# WRITTEN TASK:
Which lines in the records below contain the word "provides"? Copy each of them.
* Begin *
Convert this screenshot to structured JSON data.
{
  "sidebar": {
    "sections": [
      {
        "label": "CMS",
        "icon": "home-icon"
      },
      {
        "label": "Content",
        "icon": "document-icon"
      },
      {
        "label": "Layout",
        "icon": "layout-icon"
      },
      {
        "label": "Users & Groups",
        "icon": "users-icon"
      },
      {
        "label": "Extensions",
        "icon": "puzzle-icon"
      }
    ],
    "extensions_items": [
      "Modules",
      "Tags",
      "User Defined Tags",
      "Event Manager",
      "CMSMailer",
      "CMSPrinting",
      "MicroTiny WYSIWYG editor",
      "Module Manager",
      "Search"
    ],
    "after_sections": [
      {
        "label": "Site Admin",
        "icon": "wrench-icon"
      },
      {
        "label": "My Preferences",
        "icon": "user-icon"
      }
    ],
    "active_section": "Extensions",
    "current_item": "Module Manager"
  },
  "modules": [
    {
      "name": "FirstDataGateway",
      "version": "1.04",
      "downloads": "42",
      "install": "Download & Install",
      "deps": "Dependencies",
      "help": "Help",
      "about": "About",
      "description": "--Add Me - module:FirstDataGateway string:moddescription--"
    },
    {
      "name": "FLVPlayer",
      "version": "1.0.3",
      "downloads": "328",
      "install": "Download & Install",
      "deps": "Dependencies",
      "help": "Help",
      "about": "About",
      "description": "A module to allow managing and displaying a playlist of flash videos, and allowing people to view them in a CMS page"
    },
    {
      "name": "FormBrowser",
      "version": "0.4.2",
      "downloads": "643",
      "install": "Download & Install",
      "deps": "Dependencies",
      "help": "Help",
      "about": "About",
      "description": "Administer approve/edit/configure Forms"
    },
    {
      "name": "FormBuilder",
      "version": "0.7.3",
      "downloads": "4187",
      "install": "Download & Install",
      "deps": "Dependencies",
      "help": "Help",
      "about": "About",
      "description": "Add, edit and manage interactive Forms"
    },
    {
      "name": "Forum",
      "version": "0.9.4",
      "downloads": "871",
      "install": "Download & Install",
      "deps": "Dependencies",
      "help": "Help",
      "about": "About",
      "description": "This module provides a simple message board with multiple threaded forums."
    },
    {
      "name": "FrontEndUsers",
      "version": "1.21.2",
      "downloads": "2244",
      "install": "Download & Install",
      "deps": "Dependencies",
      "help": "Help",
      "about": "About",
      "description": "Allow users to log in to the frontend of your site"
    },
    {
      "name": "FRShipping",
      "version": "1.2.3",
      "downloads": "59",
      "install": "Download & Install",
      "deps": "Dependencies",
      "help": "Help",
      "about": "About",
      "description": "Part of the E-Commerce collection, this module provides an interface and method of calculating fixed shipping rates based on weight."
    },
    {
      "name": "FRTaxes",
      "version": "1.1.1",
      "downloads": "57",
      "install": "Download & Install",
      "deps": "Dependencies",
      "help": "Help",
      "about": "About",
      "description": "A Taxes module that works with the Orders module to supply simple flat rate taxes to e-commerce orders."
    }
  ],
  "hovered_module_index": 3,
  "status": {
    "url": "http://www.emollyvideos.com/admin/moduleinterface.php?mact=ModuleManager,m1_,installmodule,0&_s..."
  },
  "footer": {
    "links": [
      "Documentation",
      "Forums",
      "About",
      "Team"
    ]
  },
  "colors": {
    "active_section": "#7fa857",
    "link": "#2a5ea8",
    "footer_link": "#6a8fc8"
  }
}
* End *
# SOLUTION BELOW:
      "description": "This module provides a simple message board with multiple threaded forums."
      "description": "Part of the E-Commerce collection, this module provides an interface and method of calculating fixed shipping rates based on weight."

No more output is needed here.